Material for this task
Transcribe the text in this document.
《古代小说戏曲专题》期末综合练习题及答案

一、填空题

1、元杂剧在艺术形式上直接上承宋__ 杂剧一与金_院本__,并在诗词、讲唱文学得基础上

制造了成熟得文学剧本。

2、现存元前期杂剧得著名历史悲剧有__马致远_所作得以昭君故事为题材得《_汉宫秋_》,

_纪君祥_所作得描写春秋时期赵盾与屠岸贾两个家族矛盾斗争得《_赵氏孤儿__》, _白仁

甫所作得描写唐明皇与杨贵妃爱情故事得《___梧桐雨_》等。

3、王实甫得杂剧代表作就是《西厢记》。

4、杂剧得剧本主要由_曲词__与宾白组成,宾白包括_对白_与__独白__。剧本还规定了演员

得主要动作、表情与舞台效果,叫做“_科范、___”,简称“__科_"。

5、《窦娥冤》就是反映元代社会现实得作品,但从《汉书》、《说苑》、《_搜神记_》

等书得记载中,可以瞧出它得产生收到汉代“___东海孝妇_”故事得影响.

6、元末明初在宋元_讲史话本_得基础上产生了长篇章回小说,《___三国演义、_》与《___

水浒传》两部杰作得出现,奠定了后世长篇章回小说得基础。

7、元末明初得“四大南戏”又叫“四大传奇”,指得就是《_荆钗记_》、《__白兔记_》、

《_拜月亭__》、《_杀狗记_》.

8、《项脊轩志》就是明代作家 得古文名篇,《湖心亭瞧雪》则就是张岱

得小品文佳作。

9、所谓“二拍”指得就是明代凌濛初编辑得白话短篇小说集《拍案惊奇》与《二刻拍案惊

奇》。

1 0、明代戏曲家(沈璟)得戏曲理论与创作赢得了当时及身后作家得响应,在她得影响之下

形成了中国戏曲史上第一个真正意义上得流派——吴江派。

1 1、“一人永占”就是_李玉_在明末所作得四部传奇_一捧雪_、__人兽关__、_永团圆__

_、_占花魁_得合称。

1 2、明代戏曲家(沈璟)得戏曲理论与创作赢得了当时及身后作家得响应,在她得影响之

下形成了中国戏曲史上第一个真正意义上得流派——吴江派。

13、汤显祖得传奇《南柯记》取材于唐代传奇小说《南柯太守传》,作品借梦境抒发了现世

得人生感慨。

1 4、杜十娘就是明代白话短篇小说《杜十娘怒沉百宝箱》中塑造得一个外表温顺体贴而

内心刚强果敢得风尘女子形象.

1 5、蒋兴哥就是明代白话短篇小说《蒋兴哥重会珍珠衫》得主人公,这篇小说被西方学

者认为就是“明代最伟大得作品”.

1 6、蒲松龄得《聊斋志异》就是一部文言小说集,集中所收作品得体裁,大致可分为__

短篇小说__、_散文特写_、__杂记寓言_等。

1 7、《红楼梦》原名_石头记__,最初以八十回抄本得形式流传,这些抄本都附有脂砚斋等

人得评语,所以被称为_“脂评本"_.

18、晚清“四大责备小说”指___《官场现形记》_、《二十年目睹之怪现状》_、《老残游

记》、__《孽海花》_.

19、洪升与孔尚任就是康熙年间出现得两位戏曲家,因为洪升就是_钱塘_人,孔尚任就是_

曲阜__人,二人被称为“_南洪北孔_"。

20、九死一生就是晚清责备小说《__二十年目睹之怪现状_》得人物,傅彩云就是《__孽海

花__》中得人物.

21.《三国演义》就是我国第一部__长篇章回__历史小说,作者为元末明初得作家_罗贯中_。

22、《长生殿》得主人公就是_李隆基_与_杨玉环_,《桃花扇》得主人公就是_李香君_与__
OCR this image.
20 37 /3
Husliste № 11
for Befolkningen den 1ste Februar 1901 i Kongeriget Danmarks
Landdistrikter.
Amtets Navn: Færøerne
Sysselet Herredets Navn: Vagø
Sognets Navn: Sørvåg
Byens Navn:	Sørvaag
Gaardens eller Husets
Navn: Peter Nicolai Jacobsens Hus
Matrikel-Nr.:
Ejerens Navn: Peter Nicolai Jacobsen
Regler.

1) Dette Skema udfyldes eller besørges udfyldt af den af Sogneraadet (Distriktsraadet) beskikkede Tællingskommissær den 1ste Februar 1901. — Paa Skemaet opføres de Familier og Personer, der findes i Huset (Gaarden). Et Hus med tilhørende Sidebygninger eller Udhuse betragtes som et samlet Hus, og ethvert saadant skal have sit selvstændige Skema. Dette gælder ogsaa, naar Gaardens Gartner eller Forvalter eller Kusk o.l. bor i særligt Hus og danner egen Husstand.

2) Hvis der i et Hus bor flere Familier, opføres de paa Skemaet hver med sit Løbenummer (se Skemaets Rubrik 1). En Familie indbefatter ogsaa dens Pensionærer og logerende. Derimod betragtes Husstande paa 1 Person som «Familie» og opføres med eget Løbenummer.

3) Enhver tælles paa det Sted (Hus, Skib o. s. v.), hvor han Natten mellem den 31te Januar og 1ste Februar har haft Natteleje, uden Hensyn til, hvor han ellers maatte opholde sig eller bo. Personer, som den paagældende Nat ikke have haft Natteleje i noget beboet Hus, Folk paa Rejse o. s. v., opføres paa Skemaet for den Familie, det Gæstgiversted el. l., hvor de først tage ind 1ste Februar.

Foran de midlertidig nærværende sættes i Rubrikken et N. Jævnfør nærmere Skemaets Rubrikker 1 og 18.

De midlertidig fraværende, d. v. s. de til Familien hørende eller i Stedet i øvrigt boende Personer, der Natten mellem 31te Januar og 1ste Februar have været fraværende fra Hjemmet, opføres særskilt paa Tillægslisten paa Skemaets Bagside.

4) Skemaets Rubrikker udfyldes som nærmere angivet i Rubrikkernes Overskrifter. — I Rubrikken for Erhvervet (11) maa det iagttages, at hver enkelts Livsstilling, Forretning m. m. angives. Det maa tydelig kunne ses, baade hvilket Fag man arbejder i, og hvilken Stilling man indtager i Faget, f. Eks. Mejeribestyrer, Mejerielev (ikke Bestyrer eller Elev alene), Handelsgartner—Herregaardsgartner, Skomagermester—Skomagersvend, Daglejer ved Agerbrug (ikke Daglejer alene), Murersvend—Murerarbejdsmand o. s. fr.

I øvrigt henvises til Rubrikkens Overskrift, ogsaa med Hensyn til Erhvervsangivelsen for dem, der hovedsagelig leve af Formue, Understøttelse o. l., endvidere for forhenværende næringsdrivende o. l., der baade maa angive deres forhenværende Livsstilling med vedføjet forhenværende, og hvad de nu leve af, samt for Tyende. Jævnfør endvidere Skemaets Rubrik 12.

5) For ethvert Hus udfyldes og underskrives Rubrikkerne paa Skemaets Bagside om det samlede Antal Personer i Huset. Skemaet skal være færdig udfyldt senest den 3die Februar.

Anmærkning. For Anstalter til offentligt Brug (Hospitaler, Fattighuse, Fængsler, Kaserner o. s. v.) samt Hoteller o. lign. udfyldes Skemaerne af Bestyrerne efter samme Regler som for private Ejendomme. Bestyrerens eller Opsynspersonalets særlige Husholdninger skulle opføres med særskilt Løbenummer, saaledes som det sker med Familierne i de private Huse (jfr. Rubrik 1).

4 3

Set problem
Extract the complete listing verbatim.

Answer to this problem
Transcribe the text in this document.
《古代小说戏曲专题》期末综合练习题及答案

一、填空题

1、元杂剧在艺术形式上直接上承宋__ 杂剧一与金_院本__,并在诗词、讲唱文学得基础上

制造了成熟得文学剧本。

2、现存元前期杂剧得著名历史悲剧有__马致远_所作得以昭君故事为题材得《_汉宫秋_》,

_纪君祥_所作得描写春秋时期赵盾与屠岸贾两个家族矛盾斗争得《_赵氏孤儿__》, _白仁

甫所作得描写唐明皇与杨贵妃爱情故事得《___梧桐雨_》等。

3、王实甫得杂剧代表作就是《西厢记》。

4、杂剧得剧本主要由_曲词__与宾白组成,宾白包括_对白_与__独白__。剧本还规定了演员

得主要动作、表情与舞台效果,叫做“_科范、___”,简称“__科_"。

5、《窦娥冤》就是反映元代社会现实得作品,但从《汉书》、《说苑》、《_搜神记_》

等书得记载中,可以瞧出它得产生收到汉代“___东海孝妇_”故事得影响.

6、元末明初在宋元_讲史话本_得基础上产生了长篇章回小说,《___三国演义、_》与《___

水浒传》两部杰作得出现,奠定了后世长篇章回小说得基础。

7、元末明初得“四大南戏”又叫“四大传奇”,指得就是《_荆钗记_》、《__白兔记_》、

《_拜月亭__》、《_杀狗记_》.

8、《项脊轩志》就是明代作家 得古文名篇,《湖心亭瞧雪》则就是张岱

得小品文佳作。

9、所谓“二拍”指得就是明代凌濛初编辑得白话短篇小说集《拍案惊奇》与《二刻拍案惊

奇》。

1 0、明代戏曲家(沈璟)得戏曲理论与创作赢得了当时及身后作家得响应,在她得影响之下

形成了中国戏曲史上第一个真正意义上得流派——吴江派。

1 1、“一人永占”就是_李玉_在明末所作得四部传奇_一捧雪_、__人兽关__、_永团圆__

_、_占花魁_得合称。

1 2、明代戏曲家(沈璟)得戏曲理论与创作赢得了当时及身后作家得响应,在她得影响之

下形成了中国戏曲史上第一个真正意义上得流派——吴江派。

13、汤显祖得传奇《南柯记》取材于唐代传奇小说《南柯太守传》,作品借梦境抒发了现世

得人生感慨。

1 4、杜十娘就是明代白话短篇小说《杜十娘怒沉百宝箱》中塑造得一个外表温顺体贴而

内心刚强果敢得风尘女子形象.

1 5、蒋兴哥就是明代白话短篇小说《蒋兴哥重会珍珠衫》得主人公,这篇小说被西方学

者认为就是“明代最伟大得作品”.

1 6、蒲松龄得《聊斋志异》就是一部文言小说集,集中所收作品得体裁,大致可分为__

短篇小说__、_散文特写_、__杂记寓言_等。

1 7、《红楼梦》原名_石头记__,最初以八十回抄本得形式流传,这些抄本都附有脂砚斋等

人得评语,所以被称为_“脂评本"_.

18、晚清“四大责备小说”指___《官场现形记》_、《二十年目睹之怪现状》_、《老残游

记》、__《孽海花》_.

19、洪升与孔尚任就是康熙年间出现得两位戏曲家,因为洪升就是_钱塘_人,孔尚任就是_

曲阜__人,二人被称为“_南洪北孔_"。

20、九死一生就是晚清责备小说《__二十年目睹之怪现状_》得人物,傅彩云就是《__孽海

花__》中得人物.

21.《三国演义》就是我国第一部__长篇章回__历史小说,作者为元末明初得作家_罗贯中_。

22、《长生殿》得主人公就是_李隆基_与_杨玉环_,《桃花扇》得主人公就是_李香君_与__
OCR this image.
20 37 /3
Husliste № 11
for Befolkningen den 1ste Februar 1901 i Kongeriget Danmarks
Landdistrikter.
Amtets Navn: Færøerne
Sysselet Herredets Navn: Vagø
Sognets Navn: Sørvåg
Byens Navn:	Sørvaag
Gaardens eller Husets
Navn: Peter Nicolai Jacobsens Hus
Matrikel-Nr.:
Ejerens Navn: Peter Nicolai Jacobsen
Regler.

1) Dette Skema udfyldes eller besørges udfyldt af den af Sogneraadet (Distriktsraadet) beskikkede Tællingskommissær den 1ste Februar 1901. — Paa Skemaet opføres de Familier og Personer, der findes i Huset (Gaarden). Et Hus med tilhørende Sidebygninger eller Udhuse betragtes som et samlet Hus, og ethvert saadant skal have sit selvstændige Skema. Dette gælder ogsaa, naar Gaardens Gartner eller Forvalter eller Kusk o.l. bor i særligt Hus og danner egen Husstand.

2) Hvis der i et Hus bor flere Familier, opføres de paa Skemaet hver med sit Løbenummer (se Skemaets Rubrik 1). En Familie indbefatter ogsaa dens Pensionærer og logerende. Derimod betragtes Husstande paa 1 Person som «Familie» og opføres med eget Løbenummer.

3) Enhver tælles paa det Sted (Hus, Skib o. s. v.), hvor han Natten mellem den 31te Januar og 1ste Februar har haft Natteleje, uden Hensyn til, hvor han ellers maatte opholde sig eller bo. Personer, som den paagældende Nat ikke have haft Natteleje i noget beboet Hus, Folk paa Rejse o. s. v., opføres paa Skemaet for den Familie, det Gæstgiversted el. l., hvor de først tage ind 1ste Februar.

Foran de midlertidig nærværende sættes i Rubrikken et N. Jævnfør nærmere Skemaets Rubrikker 1 og 18.

De midlertidig fraværende, d. v. s. de til Familien hørende eller i Stedet i øvrigt boende Personer, der Natten mellem 31te Januar og 1ste Februar have været fraværende fra Hjemmet, opføres særskilt paa Tillægslisten paa Skemaets Bagside.

4) Skemaets Rubrikker udfyldes som nærmere angivet i Rubrikkernes Overskrifter. — I Rubrikken for Erhvervet (11) maa det iagttages, at hver enkelts Livsstilling, Forretning m. m. angives. Det maa tydelig kunne ses, baade hvilket Fag man arbejder i, og hvilken Stilling man indtager i Faget, f. Eks. Mejeribestyrer, Mejerielev (ikke Bestyrer eller Elev alene), Handelsgartner—Herregaardsgartner, Skomagermester—Skomagersvend, Daglejer ved Agerbrug (ikke Daglejer alene), Murersvend—Murerarbejdsmand o. s. fr.

I øvrigt henvises til Rubrikkens Overskrift, ogsaa med Hensyn til Erhvervsangivelsen for dem, der hovedsagelig leve af Formue, Understøttelse o. l., endvidere for forhenværende næringsdrivende o. l., der baade maa angive deres forhenværende Livsstilling med vedføjet forhenværende, og hvad de nu leve af, samt for Tyende. Jævnfør endvidere Skemaets Rubrik 12.

5) For ethvert Hus udfyldes og underskrives Rubrikkerne paa Skemaets Bagside om det samlede Antal Personer i Huset. Skemaet skal være færdig udfyldt senest den 3die Februar.

Anmærkning. For Anstalter til offentligt Brug (Hospitaler, Fattighuse, Fængsler, Kaserner o. s. v.) samt Hoteller o. lign. udfyldes Skemaerne af Bestyrerne efter samme Regler som for private Ejendomme. Bestyrerens eller Opsynspersonalets særlige Husholdninger skulle opføres med særskilt Løbenummer, saaledes som det sker med Familierne i de private Huse (jfr. Rubrik 1).

4 3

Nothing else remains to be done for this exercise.